- Task statement: Below are some entries. Copy each line that holds the string "with".

- Data extracted from a collection:
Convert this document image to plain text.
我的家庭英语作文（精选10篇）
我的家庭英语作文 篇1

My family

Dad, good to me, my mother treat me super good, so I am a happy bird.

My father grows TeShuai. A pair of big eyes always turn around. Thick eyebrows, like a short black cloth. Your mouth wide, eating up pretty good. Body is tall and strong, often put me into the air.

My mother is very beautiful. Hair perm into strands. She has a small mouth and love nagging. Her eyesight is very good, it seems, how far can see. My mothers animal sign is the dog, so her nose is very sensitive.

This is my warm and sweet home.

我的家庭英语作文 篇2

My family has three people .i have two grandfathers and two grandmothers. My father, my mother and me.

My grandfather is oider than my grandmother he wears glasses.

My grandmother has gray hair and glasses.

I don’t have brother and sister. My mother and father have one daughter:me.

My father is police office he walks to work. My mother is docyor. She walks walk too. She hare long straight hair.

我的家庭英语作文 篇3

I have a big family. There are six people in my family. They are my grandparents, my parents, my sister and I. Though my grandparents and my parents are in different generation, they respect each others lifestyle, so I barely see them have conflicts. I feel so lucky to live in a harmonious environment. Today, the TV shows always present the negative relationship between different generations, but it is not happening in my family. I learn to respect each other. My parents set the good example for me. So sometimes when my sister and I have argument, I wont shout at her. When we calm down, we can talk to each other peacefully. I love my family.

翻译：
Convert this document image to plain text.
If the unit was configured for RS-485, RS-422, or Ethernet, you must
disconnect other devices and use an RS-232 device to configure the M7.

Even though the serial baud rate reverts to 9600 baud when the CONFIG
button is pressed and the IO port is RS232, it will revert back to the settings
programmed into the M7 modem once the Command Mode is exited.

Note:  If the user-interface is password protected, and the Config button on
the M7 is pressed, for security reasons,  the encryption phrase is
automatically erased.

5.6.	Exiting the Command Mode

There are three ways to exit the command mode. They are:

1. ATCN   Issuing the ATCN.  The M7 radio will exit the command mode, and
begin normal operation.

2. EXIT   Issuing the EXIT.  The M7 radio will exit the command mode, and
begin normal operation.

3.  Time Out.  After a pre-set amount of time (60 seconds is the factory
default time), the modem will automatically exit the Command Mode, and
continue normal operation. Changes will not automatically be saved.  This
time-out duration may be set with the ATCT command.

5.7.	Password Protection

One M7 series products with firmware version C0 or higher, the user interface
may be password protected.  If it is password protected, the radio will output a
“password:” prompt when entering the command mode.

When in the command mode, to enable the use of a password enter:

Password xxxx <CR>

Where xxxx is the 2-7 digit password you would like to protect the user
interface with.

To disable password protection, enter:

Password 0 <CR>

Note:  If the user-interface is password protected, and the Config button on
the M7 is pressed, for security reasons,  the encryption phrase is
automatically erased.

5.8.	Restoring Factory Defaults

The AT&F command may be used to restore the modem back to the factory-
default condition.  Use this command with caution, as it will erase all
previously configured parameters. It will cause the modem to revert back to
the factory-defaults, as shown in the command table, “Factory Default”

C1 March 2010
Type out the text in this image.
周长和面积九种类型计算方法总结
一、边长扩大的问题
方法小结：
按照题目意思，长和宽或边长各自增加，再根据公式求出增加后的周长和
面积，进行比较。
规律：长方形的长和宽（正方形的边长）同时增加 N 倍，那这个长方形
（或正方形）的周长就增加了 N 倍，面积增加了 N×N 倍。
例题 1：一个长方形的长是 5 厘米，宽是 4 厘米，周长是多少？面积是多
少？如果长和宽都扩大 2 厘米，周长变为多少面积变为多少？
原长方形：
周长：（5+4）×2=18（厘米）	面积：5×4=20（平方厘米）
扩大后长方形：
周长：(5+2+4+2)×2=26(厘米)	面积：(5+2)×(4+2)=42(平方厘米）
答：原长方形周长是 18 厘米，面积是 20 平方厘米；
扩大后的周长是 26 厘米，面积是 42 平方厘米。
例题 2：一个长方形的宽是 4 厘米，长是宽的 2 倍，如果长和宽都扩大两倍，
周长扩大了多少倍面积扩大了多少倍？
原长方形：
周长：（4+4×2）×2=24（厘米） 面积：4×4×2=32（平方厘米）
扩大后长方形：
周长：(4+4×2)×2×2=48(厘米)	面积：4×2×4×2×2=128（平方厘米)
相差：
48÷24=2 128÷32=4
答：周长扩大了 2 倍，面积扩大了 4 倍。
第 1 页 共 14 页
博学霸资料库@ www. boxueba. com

- Result of the exercise:
time-out duration may be set with the ATCT command.
One M7 series products with firmware version C0 or higher, the user interface
interface with.
default condition.  Use this command with caution, as it will erase all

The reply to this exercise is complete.